_Stated task_. Tell how many lines in the data below include the word "name". The answer is the number only.
....................
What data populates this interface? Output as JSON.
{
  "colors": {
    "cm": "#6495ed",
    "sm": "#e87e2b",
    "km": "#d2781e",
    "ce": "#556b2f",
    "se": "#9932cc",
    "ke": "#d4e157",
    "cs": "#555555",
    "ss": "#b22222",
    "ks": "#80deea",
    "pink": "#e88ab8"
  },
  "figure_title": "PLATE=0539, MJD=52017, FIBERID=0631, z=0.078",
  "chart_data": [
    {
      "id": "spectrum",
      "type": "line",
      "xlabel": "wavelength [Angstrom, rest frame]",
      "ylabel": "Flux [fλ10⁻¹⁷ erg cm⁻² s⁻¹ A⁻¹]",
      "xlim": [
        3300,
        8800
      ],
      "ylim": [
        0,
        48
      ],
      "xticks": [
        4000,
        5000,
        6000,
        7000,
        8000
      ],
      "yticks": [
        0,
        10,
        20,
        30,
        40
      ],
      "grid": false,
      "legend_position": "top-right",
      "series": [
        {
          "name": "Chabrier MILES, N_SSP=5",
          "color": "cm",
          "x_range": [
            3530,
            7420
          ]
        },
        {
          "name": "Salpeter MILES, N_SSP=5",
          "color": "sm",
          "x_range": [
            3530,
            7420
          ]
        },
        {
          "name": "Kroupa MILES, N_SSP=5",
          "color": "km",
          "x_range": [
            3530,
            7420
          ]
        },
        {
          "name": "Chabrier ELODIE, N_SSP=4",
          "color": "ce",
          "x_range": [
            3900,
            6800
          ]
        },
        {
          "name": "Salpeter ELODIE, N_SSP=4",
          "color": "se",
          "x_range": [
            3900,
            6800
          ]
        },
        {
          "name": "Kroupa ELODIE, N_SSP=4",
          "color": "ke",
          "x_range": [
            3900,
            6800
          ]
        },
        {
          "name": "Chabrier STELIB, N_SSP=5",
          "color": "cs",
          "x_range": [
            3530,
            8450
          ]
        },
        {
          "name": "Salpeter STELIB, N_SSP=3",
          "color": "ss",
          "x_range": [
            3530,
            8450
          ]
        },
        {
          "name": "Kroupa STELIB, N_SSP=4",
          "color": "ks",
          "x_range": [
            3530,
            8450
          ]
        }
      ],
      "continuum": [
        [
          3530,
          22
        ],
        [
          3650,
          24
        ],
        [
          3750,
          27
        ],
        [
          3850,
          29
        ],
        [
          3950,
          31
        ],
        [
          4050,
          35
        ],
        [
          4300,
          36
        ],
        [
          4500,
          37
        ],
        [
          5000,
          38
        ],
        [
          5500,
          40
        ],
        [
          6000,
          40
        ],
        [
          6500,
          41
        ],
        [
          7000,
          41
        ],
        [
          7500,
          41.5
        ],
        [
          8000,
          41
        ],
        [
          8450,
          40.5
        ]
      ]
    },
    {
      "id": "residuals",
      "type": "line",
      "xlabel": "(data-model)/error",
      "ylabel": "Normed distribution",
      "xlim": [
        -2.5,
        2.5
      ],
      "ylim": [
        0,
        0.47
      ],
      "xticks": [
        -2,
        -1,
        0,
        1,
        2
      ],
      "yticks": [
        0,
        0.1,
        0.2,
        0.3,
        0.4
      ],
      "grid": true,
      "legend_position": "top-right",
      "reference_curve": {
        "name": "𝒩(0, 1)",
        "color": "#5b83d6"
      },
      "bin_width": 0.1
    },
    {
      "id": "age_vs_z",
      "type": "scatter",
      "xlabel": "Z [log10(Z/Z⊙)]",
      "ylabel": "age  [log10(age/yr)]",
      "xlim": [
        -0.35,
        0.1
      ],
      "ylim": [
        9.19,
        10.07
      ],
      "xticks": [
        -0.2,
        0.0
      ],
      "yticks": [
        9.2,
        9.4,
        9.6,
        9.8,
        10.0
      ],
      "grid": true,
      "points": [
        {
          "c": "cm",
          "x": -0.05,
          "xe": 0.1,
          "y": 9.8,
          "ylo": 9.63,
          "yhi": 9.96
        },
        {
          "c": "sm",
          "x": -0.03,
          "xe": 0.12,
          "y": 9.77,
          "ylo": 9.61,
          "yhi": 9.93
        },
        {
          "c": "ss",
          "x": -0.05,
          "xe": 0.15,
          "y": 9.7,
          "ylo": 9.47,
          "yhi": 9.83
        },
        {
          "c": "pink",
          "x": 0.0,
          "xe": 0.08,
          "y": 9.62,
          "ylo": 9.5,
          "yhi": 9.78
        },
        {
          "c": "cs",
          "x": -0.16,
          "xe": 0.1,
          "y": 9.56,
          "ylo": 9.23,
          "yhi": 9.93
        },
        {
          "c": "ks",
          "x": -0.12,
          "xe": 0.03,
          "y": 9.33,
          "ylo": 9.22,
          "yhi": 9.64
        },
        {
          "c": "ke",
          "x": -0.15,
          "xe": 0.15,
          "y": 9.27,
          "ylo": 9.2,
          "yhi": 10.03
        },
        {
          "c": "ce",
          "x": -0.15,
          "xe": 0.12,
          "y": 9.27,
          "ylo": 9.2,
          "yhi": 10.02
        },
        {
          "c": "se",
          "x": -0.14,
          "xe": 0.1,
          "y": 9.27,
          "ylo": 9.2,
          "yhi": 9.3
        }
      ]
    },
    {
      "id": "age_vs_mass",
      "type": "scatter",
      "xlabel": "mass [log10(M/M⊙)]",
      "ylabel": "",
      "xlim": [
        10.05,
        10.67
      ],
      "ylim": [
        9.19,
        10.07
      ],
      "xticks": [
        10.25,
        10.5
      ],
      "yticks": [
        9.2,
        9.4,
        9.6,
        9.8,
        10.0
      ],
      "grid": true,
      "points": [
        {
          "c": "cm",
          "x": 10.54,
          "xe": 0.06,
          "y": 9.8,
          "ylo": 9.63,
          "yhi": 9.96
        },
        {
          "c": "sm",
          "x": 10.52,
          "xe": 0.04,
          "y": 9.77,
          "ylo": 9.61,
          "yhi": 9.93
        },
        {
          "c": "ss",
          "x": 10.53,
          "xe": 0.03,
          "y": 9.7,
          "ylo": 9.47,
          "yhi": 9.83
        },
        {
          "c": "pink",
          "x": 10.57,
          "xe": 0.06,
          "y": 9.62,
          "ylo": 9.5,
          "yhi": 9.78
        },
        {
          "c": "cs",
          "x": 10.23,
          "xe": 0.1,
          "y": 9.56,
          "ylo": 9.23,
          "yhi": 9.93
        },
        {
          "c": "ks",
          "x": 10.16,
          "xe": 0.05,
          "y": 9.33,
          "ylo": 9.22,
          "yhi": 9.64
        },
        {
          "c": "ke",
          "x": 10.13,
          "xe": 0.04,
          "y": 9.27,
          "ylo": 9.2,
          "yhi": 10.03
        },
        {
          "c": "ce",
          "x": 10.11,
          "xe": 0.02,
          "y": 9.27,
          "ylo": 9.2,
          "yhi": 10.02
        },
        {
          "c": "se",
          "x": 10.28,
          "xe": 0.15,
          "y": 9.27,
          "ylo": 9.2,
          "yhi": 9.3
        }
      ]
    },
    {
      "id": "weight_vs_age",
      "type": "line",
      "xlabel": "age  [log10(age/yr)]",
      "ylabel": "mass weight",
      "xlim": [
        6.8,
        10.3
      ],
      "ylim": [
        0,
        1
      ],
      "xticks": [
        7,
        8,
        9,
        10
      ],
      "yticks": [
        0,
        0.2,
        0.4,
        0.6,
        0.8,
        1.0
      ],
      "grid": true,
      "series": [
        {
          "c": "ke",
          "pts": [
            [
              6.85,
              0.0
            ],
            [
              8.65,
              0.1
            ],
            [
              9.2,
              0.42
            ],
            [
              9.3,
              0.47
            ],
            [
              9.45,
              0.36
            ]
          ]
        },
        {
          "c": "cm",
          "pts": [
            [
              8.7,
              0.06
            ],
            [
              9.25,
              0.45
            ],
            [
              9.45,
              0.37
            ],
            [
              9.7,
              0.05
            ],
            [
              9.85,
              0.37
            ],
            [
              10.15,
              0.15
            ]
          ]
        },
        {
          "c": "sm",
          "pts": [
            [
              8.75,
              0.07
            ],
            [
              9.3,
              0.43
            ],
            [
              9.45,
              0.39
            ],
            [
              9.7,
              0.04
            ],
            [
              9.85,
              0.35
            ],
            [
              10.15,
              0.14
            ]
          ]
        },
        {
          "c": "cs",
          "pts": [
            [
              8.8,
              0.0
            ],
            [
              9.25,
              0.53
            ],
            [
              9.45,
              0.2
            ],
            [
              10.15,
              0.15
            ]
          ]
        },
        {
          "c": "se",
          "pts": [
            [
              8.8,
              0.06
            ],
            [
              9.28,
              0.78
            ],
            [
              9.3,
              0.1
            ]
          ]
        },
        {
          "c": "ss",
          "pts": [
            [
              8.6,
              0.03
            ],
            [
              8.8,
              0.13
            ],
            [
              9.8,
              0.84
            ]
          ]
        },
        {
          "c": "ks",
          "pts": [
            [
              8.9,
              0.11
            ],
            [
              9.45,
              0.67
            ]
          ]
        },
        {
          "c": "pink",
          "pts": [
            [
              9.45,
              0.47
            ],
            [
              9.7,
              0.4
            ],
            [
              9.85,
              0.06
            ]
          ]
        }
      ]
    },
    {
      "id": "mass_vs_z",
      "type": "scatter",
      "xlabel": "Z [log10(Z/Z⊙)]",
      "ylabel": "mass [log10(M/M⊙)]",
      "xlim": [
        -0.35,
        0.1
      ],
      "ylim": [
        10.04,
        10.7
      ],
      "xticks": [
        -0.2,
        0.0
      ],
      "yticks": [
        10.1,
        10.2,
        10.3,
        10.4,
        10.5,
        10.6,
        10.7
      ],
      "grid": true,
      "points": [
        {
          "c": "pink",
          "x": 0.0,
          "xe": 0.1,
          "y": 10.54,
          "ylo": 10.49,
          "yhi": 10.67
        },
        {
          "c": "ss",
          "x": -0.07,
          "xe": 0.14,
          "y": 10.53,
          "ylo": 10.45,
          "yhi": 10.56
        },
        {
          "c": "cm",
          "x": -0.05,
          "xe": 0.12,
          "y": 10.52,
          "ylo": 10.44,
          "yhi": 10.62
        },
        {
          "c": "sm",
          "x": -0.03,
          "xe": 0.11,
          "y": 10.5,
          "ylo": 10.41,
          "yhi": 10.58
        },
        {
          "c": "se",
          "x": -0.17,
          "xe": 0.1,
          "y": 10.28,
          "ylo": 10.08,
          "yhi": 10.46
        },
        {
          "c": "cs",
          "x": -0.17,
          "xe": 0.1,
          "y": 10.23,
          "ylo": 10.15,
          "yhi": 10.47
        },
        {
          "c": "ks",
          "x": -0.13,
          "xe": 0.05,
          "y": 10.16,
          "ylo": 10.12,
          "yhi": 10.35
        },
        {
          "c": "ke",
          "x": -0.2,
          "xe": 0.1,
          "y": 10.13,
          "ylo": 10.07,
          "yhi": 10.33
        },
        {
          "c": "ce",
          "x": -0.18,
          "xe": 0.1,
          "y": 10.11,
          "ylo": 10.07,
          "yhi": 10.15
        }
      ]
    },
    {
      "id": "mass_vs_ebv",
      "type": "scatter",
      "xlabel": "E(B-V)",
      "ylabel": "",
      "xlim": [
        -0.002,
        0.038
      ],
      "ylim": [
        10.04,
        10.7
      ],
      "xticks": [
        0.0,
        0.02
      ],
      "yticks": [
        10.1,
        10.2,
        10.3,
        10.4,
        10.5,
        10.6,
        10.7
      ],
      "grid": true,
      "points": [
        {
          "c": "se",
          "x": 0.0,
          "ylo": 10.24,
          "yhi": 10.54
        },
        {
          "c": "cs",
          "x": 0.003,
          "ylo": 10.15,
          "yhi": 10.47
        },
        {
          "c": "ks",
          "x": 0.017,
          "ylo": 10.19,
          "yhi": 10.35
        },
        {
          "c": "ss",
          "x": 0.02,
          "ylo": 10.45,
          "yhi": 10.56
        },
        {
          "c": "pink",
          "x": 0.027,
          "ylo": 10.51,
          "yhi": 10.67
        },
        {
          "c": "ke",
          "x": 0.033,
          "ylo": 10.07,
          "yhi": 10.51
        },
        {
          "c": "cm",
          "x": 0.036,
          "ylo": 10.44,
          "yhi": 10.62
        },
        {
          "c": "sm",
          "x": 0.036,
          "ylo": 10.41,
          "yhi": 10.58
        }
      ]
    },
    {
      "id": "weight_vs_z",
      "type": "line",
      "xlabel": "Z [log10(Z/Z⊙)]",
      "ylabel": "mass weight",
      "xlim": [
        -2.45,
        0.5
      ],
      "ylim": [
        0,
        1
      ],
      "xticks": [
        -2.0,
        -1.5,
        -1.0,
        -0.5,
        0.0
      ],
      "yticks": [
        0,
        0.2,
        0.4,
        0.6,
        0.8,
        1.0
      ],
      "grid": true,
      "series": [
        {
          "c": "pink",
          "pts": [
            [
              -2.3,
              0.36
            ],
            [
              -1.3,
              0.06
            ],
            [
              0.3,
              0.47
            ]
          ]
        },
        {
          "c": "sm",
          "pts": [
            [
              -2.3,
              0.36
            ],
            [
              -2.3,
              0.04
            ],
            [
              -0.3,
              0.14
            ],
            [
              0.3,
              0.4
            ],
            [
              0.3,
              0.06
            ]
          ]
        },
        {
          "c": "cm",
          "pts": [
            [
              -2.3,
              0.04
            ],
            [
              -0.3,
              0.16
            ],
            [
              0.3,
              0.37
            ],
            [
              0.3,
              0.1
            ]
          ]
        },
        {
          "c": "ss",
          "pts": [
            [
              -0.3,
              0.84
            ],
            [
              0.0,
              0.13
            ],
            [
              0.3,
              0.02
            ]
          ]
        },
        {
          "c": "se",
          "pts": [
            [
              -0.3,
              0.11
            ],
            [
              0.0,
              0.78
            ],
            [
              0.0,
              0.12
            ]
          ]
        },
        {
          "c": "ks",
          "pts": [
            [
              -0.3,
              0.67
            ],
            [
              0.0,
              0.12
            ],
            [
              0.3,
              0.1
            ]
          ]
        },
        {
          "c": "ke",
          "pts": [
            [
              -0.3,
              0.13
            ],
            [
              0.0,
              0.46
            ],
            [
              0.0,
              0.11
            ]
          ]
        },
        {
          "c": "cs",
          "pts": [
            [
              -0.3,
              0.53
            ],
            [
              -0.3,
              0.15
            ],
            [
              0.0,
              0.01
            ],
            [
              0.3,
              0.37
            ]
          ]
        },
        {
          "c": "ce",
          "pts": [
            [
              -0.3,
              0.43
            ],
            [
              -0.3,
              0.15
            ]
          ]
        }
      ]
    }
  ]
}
....................
_Result below_. 10